The district judge may have equated the precedential effect of a decision with its preclusive effect, but the two differ. Without a certified class, any other Medicaid applicant is free to file another suit and present the same arguments; decisions of district courts do not block successive litigation by similarly situated persons. Although decisions of appellate courts have broader authority, in the absence of class certification any other applicant may start over and try to distinguish the adverse precedent. Likewise, if the first plaintiff wins and the court of appeals affirms, the agency may try to distinguish the adverse precedent, or deny its authoritative status, when denying relief to a similarly situated applicant. It takes a class certification to produce a conclusive resolution in one proceeding. Compare United States v. Mendoza, 464 U.S. 154, 104 S.Ct. 568, 78 L.Ed.2d 379 (1984), with Califano v. Yamasaki, 442 U.S. 682, 99 S.Ct. 2545, 61 L.Ed.2d 176 (1979).

THINGS TO DO
(1) According to the passage on precedential and preclusive effect, what does it take to produce a conclusive resolution in one proceeding?
(2) Continue the passage on precedential and preclusive effect from its last sentence.

Saved data entries:
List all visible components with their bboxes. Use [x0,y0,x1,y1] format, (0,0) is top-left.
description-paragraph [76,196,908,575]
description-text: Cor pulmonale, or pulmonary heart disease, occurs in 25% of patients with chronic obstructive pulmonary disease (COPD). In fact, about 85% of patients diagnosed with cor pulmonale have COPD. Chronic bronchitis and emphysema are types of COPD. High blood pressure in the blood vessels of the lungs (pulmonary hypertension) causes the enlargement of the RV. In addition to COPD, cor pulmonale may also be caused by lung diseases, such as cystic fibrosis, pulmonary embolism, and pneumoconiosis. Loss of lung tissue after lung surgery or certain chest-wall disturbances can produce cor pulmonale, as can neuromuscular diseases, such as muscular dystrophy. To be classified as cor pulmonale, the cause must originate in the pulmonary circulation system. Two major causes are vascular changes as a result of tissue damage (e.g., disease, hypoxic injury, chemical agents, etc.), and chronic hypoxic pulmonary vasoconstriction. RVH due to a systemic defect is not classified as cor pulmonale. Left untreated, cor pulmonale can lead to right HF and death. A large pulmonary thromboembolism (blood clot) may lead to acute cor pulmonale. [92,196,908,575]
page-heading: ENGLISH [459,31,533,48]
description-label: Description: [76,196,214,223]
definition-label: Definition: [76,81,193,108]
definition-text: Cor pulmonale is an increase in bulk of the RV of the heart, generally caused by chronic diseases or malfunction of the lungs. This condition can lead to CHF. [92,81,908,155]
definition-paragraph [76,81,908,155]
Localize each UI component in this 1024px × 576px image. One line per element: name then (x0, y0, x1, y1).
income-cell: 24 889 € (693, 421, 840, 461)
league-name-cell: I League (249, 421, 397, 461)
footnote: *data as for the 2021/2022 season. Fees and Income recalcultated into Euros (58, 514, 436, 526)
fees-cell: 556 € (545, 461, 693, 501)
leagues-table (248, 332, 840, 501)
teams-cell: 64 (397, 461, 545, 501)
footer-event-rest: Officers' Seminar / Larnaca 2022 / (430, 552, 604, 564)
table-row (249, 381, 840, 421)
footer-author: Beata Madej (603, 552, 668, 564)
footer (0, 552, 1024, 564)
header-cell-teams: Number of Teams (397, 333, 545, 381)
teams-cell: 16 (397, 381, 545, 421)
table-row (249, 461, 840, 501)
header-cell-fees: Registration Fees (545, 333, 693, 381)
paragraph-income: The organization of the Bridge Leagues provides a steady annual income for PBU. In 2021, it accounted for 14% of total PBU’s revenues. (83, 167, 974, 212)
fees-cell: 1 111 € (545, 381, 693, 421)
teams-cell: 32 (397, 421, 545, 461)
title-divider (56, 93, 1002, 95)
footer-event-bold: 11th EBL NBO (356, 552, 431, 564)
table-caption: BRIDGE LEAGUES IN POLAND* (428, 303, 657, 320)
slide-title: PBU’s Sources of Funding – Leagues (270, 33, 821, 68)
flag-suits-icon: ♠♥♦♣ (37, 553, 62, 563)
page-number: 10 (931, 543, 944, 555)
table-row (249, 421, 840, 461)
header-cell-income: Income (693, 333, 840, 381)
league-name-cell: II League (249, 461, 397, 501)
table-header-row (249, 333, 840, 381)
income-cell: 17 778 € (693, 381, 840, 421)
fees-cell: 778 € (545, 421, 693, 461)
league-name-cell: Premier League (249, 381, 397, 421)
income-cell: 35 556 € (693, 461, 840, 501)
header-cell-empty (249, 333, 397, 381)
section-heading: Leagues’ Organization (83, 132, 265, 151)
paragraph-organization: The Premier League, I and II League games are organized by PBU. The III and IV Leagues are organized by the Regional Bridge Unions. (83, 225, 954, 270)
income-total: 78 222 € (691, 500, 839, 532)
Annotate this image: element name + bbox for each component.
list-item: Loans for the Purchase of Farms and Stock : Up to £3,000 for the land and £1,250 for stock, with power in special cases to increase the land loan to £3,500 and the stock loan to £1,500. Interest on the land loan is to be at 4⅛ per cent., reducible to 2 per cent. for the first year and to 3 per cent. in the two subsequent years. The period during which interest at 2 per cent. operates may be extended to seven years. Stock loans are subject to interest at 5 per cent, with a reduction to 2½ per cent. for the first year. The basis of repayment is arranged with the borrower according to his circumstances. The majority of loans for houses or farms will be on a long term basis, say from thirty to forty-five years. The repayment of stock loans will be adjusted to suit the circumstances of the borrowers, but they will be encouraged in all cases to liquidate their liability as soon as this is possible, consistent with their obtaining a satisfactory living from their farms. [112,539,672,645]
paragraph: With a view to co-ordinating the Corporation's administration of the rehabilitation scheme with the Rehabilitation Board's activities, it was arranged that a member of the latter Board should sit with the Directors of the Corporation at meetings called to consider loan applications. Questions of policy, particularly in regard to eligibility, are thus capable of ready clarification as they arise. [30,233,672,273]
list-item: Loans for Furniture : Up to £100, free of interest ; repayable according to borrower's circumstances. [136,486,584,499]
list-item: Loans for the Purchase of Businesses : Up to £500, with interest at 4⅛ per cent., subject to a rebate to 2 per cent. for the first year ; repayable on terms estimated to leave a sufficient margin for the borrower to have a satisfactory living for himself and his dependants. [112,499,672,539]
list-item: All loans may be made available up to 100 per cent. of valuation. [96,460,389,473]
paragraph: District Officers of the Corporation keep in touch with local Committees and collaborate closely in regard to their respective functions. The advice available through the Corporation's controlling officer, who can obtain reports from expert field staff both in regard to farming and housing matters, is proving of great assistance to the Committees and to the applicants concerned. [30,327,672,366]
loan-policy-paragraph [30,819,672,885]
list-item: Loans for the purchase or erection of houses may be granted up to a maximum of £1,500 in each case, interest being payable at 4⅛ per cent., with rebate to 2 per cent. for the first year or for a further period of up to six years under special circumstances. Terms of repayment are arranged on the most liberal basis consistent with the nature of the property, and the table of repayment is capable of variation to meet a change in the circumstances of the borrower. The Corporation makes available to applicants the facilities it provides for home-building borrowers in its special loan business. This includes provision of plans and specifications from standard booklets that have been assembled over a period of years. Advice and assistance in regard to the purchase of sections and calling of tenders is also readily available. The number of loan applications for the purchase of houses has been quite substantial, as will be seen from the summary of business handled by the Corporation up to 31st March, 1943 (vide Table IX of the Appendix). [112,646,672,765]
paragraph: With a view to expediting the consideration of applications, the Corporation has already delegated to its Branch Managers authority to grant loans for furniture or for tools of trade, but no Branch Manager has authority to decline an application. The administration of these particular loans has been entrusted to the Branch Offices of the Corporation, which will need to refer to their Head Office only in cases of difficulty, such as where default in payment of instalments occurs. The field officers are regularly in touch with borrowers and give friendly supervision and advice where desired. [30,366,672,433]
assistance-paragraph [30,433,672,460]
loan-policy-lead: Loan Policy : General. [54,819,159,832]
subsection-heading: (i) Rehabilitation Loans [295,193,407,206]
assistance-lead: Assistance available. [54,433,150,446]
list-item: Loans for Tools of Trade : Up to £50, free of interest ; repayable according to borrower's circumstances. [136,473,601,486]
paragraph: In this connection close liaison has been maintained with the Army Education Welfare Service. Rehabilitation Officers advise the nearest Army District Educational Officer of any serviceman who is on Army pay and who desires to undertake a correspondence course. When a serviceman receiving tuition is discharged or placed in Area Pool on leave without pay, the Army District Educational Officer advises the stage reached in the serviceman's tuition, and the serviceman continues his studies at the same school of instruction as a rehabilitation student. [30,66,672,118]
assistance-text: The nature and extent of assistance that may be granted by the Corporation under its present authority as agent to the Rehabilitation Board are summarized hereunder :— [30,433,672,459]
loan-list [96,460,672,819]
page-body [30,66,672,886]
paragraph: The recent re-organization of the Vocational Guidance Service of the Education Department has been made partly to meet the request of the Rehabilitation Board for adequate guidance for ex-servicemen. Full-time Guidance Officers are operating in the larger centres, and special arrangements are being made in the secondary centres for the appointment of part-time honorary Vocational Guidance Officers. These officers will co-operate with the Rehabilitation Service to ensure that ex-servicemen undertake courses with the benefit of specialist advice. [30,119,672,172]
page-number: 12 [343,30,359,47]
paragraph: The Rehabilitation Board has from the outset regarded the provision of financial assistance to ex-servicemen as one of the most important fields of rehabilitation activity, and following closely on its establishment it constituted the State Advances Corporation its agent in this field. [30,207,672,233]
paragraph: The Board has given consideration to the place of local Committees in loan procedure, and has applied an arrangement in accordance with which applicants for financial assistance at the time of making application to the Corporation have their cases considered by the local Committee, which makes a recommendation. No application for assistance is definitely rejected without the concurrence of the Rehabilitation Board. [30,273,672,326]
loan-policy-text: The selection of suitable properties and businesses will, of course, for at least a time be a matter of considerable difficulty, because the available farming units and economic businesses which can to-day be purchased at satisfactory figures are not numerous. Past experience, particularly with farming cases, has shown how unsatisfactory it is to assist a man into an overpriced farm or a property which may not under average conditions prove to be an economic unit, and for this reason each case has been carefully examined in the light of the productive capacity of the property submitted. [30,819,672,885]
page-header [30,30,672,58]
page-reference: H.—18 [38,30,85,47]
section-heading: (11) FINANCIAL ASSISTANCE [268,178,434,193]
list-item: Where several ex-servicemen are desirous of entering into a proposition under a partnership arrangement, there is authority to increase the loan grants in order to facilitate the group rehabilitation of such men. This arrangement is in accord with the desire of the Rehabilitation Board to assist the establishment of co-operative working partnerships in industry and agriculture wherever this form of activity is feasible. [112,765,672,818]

EXERCISE RESULTS
(1) A class certification.

(2)
In the event, however, no class was certified, and neither side seeks review of that decision. Bertrand's claim therefore must be dismissed as moot. The district court noted the motion for class certification but missed the vital qualification that the suit never became a class action. In a handful of situations, exemplified by Deposit Guaranty National Bank v. Roper, 445 U.S. 326, 100 S.Ct. 1166, 63 L.Ed.2d 427 (1980), and Primax Recoveries, Inc. v. Sevilla, 324 F.3d 544, 546-47 (7th Cir.2003), class certification may follow the defendant's actual or attempted satisfaction of the would-be representative's demand; the Court explained in Deposit Guaranty National Bank that this proviso is essential to prevent defendants from buying off all potential class representatives by meeting their demands, one at a time, and thus preventing effectual relief to a larger class of victims. Nothing of the sort occurred here-and, to repeat, no class has been certified, so even if Bertrand had been furnished CILA services for strategic reasons this would not justify allowing him to continue litigating in his own name. He lacks a stake in the outcome, and his claim must be dismissed as moot.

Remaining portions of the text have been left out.